Given exercise.
Collect the lines of the entries where "icon" shows up.

Data listing:
** BEGIN **

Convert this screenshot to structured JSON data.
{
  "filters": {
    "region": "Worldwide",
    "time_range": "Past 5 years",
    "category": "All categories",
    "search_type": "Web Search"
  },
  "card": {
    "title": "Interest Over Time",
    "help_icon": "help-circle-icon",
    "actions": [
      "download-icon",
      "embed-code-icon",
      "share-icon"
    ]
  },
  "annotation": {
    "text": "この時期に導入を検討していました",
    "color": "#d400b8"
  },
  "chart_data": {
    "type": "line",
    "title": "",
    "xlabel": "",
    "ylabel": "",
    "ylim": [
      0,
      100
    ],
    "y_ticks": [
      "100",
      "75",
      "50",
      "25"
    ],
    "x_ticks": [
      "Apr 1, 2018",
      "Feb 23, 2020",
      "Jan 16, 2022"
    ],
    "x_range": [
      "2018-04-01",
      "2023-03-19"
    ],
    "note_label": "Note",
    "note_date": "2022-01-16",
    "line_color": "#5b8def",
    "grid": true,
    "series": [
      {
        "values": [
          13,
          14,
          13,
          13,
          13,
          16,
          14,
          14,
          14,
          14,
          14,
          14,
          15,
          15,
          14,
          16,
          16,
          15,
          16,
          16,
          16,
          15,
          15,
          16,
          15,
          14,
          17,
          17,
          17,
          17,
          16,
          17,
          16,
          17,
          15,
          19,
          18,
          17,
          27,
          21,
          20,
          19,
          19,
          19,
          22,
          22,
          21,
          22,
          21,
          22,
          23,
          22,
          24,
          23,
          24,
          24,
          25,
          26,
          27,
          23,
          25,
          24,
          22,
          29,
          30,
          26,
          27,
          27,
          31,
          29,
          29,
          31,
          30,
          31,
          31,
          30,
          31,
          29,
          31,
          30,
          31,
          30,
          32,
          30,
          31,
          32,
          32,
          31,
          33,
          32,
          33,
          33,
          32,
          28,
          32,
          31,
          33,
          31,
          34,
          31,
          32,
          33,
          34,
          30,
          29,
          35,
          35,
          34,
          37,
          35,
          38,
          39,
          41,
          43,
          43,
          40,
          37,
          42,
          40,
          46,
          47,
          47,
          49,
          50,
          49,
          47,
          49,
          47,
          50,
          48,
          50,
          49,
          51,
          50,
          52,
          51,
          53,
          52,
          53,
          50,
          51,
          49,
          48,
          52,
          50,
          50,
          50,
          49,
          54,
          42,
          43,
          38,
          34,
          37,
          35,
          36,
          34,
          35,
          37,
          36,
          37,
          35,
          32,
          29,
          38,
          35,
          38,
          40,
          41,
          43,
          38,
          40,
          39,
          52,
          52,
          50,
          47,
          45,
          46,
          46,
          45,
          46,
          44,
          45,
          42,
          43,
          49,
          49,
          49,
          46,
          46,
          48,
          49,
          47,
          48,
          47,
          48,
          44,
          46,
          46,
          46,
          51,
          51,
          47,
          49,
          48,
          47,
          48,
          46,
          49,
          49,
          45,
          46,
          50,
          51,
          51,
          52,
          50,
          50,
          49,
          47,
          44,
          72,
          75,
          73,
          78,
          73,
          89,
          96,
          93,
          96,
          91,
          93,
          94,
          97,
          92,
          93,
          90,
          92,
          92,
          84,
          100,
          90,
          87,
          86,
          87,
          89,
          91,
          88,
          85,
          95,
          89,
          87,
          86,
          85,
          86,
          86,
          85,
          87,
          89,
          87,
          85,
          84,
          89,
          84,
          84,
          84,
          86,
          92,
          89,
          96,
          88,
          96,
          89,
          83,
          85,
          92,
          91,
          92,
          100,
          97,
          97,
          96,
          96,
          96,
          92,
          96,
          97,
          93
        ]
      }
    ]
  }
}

** END **

Exercise response.
    "help_icon": "help-circle-icon",
      "download-icon",
      "embed-code-icon",
      "share-icon"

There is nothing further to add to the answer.